--- start Supplied entries ---

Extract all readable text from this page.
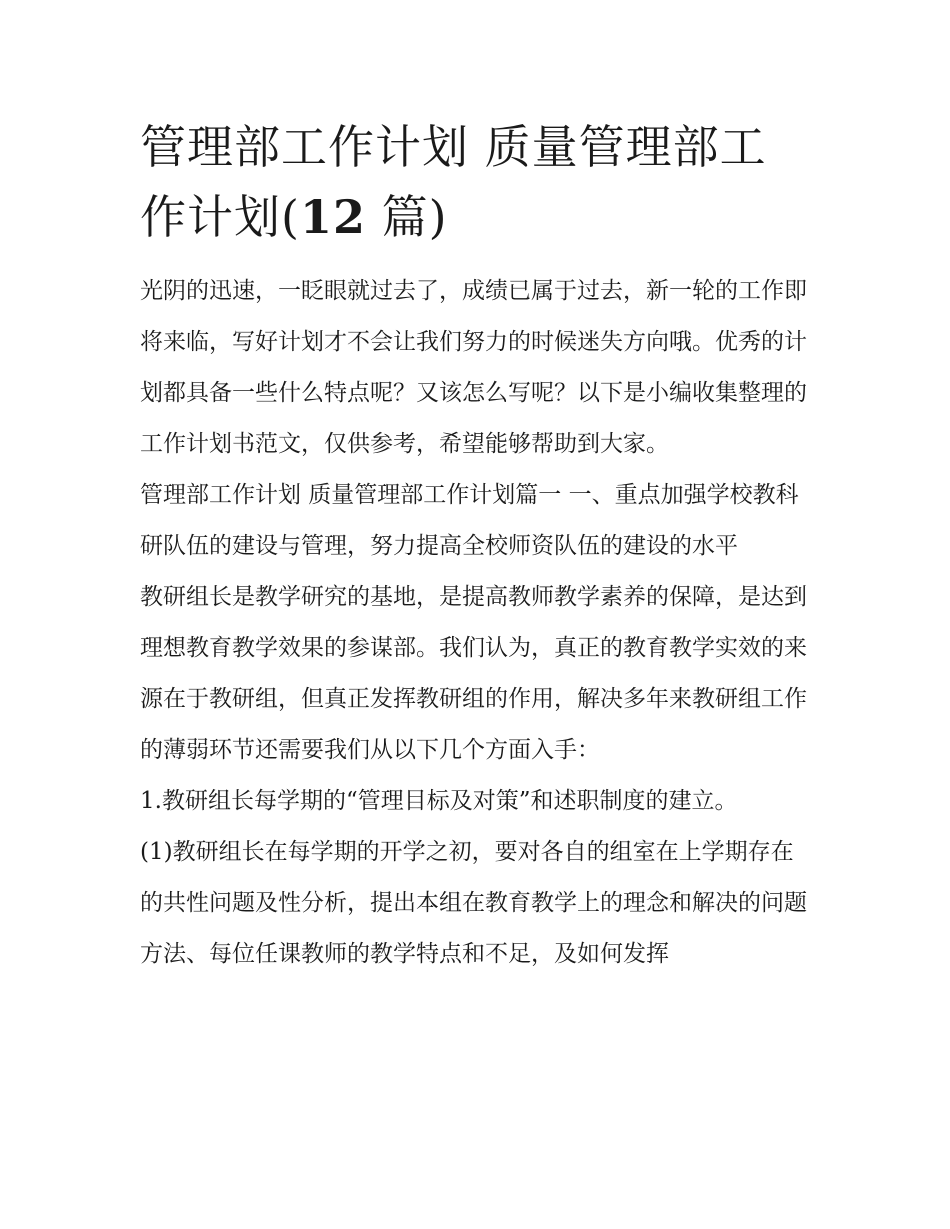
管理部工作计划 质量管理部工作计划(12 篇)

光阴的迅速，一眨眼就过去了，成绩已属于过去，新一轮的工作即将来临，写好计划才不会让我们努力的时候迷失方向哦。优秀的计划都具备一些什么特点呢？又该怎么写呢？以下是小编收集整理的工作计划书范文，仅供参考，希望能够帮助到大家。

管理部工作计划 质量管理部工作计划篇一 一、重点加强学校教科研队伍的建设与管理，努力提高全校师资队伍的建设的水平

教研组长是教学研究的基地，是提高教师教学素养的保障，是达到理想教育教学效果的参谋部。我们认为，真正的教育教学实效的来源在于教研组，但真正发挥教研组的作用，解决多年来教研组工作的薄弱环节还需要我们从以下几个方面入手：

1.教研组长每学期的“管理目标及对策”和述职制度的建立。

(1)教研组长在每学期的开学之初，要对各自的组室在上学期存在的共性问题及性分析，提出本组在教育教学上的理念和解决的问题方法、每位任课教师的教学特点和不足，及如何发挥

--- end Supplied entries ---
--- start Supplied entries ---

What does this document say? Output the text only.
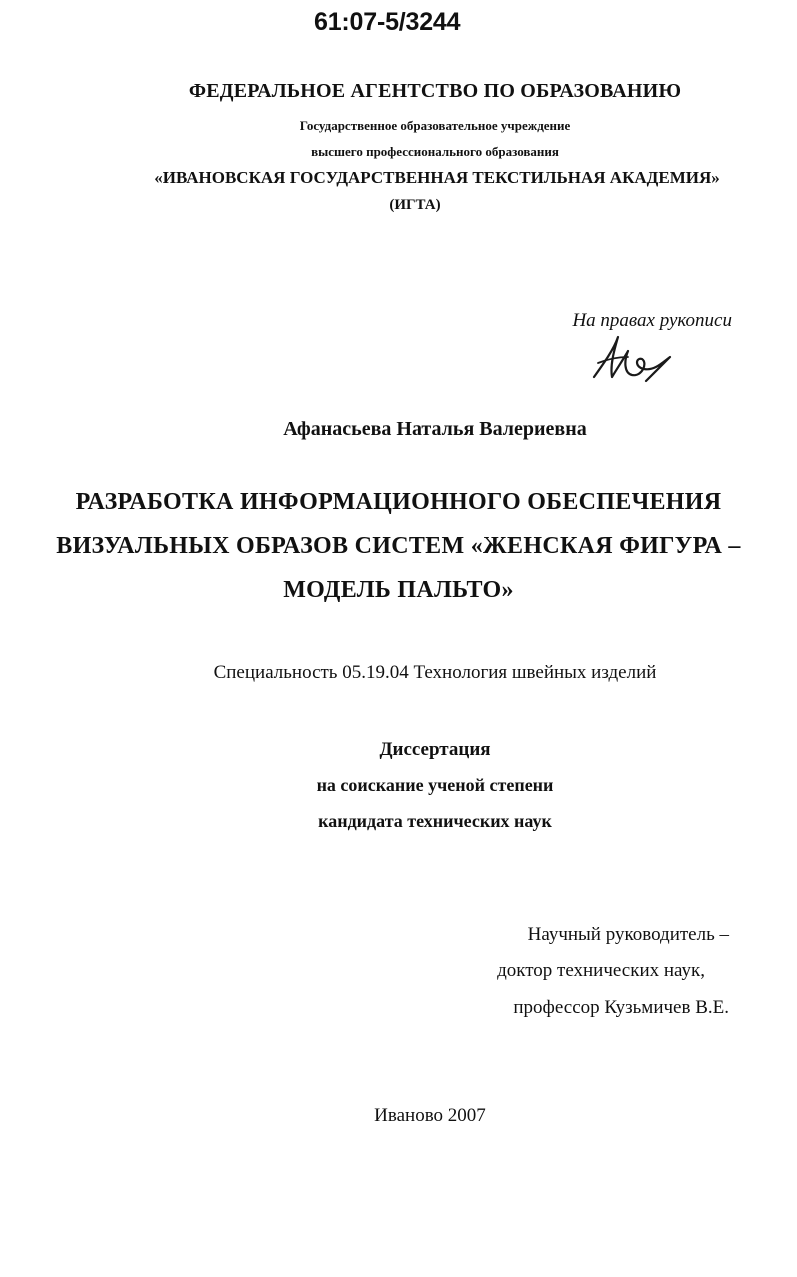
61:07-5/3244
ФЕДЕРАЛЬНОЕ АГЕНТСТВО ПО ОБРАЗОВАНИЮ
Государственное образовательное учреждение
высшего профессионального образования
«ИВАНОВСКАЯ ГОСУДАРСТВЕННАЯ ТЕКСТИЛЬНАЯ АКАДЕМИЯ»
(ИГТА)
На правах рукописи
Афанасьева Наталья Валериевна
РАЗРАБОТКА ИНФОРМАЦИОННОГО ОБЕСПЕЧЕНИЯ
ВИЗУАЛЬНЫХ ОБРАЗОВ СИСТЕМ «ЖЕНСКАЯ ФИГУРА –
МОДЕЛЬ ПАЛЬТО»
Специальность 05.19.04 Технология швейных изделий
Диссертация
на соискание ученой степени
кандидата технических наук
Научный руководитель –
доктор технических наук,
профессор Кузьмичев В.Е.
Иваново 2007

--- end Supplied entries ---
--- start Supplied entries ---

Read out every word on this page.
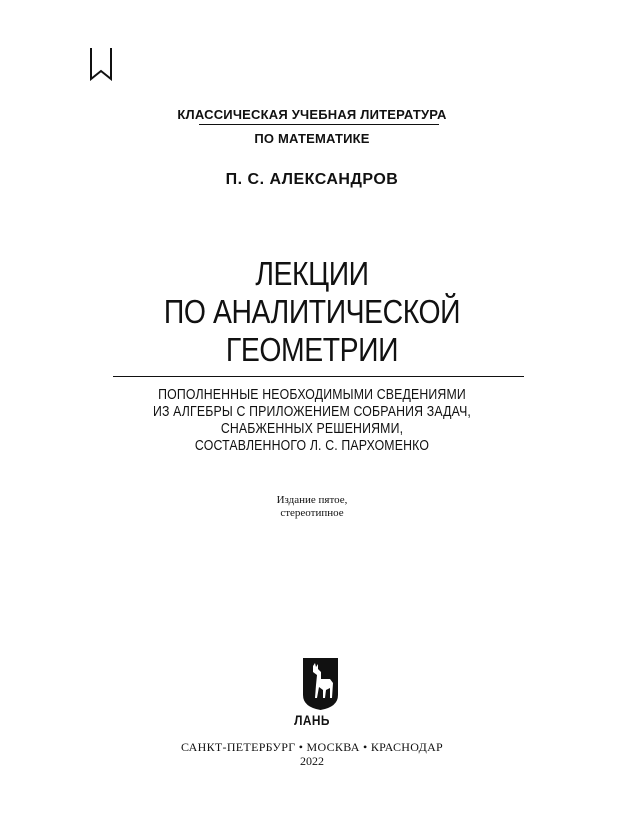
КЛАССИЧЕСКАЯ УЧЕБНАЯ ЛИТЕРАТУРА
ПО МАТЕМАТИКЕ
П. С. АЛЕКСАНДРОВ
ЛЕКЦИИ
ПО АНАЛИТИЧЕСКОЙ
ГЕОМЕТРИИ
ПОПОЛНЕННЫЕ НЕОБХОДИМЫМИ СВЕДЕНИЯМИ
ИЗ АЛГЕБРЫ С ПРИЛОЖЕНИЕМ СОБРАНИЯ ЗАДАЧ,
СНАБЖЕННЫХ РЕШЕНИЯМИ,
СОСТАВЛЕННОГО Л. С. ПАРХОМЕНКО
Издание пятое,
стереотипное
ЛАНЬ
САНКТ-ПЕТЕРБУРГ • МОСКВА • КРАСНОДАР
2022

--- end Supplied entries ---

Problem: Search the material above for "наук". Pull out each line where it shows up.

Result for this task:
кандидата технических наук
доктор технических наук,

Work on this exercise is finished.